[START]
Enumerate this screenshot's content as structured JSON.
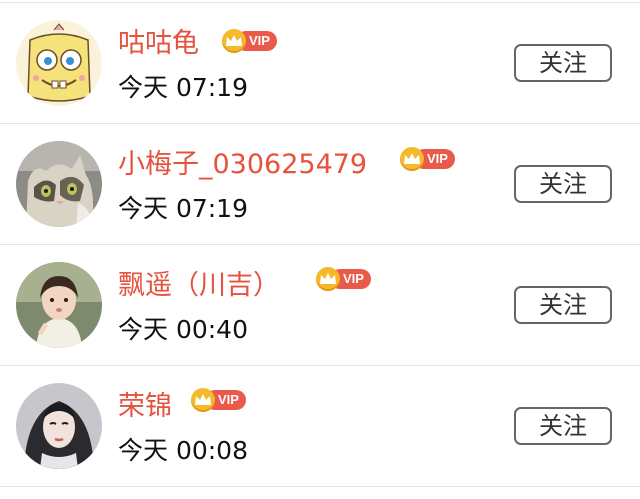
{
  "users": [
    {
      "name": "咕咕龟",
      "vip_label": "VIP",
      "time": "今天 07:19",
      "follow_label": "关注",
      "avatar": "spongebob-avatar-icon"
    },
    {
      "name": "小梅子_030625479",
      "vip_label": "VIP",
      "time": "今天 07:19",
      "follow_label": "关注",
      "avatar": "kitten-avatar-icon"
    },
    {
      "name": "飘遥（川吉）",
      "vip_label": "VIP",
      "time": "今天 00:40",
      "follow_label": "关注",
      "avatar": "girl-avatar-icon"
    },
    {
      "name": "荣锦",
      "vip_label": "VIP",
      "time": "今天 00:08",
      "follow_label": "关注",
      "avatar": "woman-avatar-icon"
    }
  ],
  "colors": {
    "name": "#e5533f",
    "vip_pill": "#e95a4a",
    "vip_crown": "#f5b92c",
    "divider": "#e6e6e6",
    "button_border": "#666666"
  }
}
[END]
What the exercise asks: Scan the material above. Copy each line where "avatar" occurs.

Task output:
      "avatar": "spongebob-avatar-icon"
      "avatar": "kitten-avatar-icon"
      "avatar": "girl-avatar-icon"
      "avatar": "woman-avatar-icon"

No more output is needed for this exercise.